Report how many lines contain "screenshot"; state the number and nothing else.

═════ DATA FOR THE TASK

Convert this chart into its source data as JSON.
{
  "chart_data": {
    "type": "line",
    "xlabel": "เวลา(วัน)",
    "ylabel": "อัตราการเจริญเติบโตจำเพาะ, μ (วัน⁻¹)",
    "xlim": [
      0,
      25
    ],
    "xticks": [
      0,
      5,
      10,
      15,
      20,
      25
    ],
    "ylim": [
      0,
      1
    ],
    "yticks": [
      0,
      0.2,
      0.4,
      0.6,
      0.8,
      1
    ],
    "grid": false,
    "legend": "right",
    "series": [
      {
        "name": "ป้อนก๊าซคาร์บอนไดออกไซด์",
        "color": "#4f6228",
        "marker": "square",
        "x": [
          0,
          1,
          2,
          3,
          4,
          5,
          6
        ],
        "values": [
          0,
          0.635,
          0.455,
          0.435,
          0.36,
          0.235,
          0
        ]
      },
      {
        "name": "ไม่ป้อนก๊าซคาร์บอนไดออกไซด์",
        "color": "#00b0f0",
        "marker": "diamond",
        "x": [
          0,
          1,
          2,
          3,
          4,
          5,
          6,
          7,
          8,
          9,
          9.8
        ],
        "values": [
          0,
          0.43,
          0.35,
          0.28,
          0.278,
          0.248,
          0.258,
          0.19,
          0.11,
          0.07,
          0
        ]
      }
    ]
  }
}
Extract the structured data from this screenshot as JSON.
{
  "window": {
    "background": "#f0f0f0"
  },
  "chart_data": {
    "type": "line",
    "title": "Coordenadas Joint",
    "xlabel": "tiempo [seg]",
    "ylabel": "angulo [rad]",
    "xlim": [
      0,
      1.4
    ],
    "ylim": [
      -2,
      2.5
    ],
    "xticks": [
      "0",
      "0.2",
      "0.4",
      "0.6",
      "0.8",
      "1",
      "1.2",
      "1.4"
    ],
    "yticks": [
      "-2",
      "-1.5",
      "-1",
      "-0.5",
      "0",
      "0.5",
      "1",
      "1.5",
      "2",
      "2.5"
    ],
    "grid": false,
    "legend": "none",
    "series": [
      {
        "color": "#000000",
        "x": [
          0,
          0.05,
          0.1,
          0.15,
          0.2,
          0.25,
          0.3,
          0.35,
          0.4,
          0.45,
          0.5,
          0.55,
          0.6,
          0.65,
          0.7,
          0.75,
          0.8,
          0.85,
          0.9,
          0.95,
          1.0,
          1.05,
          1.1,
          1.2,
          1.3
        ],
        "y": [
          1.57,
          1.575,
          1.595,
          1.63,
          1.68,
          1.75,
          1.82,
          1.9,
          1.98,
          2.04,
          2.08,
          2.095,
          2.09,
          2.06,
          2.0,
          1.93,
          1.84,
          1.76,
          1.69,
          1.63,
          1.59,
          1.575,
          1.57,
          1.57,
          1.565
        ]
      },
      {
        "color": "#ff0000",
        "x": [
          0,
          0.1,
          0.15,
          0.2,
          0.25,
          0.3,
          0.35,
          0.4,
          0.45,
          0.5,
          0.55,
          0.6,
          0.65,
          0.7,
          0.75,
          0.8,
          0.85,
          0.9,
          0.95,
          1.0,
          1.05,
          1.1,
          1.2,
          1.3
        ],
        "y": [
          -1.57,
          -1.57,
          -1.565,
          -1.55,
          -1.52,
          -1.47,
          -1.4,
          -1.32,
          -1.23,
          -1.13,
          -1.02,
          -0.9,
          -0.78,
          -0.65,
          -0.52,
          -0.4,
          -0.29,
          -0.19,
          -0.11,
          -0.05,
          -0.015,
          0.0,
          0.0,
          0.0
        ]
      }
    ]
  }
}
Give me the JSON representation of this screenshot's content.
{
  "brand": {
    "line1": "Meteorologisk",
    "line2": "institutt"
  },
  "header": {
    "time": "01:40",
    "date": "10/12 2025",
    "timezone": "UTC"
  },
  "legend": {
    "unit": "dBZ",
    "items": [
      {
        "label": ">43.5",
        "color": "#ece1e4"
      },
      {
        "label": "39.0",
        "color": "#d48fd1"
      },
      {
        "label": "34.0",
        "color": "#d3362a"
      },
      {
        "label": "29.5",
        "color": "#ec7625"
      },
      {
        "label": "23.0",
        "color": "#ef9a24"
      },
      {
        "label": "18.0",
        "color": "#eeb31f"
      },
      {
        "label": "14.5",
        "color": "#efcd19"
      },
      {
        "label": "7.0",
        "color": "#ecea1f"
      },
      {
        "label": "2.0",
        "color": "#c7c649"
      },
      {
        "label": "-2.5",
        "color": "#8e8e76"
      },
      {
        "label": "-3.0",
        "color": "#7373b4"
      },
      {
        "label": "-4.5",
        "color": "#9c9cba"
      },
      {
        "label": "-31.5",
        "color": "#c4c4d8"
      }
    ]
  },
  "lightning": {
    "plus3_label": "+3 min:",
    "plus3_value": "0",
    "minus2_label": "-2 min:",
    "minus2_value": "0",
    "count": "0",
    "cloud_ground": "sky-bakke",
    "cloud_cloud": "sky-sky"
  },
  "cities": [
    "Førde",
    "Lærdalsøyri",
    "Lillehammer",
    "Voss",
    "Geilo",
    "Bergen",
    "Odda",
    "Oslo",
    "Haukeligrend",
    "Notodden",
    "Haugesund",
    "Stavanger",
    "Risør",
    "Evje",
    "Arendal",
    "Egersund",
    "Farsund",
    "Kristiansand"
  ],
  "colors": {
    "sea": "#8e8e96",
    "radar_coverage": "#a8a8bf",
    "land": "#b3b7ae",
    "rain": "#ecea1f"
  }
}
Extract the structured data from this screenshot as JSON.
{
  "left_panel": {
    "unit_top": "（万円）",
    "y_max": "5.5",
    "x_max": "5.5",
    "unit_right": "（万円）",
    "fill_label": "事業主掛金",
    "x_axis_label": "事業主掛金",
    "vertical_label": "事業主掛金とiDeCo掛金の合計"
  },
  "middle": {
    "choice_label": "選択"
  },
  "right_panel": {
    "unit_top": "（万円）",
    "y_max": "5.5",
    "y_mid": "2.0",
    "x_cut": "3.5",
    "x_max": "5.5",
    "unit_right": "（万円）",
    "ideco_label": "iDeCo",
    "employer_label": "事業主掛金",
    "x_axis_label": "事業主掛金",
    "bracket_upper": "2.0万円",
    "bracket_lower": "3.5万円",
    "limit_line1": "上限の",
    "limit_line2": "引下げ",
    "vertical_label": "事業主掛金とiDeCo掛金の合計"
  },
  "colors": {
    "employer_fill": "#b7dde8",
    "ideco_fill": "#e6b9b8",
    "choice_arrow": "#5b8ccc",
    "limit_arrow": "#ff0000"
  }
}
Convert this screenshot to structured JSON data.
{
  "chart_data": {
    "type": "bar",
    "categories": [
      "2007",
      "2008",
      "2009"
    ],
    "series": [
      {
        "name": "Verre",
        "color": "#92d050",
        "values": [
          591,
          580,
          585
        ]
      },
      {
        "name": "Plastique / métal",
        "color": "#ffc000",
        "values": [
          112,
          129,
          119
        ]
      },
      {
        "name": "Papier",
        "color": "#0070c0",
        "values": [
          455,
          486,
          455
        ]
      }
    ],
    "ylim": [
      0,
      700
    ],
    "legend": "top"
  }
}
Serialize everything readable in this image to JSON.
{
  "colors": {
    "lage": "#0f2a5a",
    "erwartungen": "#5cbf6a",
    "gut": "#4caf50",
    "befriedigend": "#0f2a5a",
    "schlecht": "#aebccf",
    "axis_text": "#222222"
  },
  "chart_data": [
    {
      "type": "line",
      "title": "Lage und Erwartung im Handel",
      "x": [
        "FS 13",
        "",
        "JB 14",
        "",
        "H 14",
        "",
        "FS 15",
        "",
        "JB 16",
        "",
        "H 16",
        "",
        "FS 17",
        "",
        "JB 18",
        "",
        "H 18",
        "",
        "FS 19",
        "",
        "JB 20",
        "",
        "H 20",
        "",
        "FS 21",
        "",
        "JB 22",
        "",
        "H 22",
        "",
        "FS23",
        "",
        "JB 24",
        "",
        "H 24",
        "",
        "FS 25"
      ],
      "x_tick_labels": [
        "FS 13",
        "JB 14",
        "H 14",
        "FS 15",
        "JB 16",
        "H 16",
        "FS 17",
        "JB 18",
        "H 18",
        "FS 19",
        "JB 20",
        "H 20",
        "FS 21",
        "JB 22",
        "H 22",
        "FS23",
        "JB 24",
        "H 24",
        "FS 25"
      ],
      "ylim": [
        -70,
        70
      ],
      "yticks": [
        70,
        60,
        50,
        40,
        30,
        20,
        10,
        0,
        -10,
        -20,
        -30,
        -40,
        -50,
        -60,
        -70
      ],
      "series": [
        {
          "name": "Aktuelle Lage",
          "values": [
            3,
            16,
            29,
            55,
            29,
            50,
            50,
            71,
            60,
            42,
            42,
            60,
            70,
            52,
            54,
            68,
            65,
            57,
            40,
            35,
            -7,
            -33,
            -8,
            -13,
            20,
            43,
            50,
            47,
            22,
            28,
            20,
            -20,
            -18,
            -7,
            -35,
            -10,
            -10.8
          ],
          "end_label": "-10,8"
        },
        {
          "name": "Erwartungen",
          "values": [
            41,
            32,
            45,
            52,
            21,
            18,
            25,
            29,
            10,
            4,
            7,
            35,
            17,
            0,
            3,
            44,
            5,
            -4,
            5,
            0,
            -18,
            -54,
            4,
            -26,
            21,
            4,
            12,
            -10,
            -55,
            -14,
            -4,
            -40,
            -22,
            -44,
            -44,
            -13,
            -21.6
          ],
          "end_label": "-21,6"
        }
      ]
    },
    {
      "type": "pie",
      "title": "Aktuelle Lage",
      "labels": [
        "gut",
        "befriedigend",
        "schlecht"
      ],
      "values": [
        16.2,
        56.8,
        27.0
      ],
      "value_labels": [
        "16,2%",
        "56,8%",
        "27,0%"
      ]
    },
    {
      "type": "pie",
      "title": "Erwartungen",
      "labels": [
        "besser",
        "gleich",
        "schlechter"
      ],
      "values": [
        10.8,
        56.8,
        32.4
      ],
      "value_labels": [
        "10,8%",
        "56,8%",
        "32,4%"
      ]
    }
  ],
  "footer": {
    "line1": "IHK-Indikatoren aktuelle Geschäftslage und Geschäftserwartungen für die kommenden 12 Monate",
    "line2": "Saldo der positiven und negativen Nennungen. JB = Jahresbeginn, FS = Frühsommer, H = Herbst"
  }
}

══════════

■ EXERCISE RESPONSE: 4